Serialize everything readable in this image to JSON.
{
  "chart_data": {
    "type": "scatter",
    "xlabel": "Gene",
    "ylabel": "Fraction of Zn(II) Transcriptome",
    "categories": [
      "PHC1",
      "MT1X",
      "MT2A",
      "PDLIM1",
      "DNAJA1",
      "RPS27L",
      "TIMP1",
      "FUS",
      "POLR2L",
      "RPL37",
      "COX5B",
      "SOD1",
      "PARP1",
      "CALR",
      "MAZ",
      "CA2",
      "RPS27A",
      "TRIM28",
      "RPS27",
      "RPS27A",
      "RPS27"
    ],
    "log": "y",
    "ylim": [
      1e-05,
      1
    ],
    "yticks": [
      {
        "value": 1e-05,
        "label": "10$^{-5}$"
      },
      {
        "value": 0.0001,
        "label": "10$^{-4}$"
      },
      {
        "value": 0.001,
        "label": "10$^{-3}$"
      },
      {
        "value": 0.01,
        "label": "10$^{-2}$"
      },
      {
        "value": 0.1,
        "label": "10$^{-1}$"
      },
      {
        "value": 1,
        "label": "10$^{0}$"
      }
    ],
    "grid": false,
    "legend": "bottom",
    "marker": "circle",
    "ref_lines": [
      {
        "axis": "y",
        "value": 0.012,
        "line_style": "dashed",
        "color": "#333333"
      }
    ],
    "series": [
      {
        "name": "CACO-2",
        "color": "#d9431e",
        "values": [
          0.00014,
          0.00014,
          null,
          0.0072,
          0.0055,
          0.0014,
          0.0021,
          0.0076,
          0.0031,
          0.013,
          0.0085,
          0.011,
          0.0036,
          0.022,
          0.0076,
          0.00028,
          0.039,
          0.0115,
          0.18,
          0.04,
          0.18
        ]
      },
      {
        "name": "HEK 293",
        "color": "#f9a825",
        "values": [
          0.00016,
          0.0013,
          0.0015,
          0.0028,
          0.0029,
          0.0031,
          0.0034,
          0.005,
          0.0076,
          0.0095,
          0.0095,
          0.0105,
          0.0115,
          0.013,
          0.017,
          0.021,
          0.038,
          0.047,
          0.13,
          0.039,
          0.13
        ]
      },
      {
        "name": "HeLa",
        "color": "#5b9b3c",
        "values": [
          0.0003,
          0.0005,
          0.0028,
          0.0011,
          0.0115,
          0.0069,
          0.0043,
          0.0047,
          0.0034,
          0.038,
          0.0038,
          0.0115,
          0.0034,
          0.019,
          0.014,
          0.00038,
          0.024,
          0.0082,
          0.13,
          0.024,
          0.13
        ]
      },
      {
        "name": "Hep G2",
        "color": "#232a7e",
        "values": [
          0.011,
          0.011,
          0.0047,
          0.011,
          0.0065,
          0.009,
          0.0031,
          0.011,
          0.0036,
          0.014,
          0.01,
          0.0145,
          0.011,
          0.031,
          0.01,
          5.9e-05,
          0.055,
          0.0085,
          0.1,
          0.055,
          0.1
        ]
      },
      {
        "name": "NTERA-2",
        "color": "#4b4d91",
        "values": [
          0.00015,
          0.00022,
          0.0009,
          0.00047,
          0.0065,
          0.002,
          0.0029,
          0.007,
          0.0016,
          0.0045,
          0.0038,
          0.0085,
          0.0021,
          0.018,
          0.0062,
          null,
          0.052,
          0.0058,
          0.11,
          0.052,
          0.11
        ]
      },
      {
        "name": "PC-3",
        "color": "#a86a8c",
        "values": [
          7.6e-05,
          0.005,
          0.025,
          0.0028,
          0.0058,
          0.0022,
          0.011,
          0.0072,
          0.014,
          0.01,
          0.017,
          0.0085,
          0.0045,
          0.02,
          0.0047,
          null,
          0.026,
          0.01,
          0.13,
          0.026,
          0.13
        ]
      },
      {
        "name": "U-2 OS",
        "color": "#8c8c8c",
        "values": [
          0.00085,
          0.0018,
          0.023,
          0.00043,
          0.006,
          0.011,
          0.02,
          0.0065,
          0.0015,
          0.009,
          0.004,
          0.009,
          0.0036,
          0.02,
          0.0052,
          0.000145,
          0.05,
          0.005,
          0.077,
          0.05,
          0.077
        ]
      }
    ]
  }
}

+ + +

### YOUR OBJECTIVE
Sift the material for lines with the string "name". Copy each one found.

### WRITTEN SOLUTION
        "name": "CACO-2",
        "name": "HEK 293",
        "name": "HeLa",
        "name": "Hep G2",
        "name": "NTERA-2",
        "name": "PC-3",
        "name": "U-2 OS",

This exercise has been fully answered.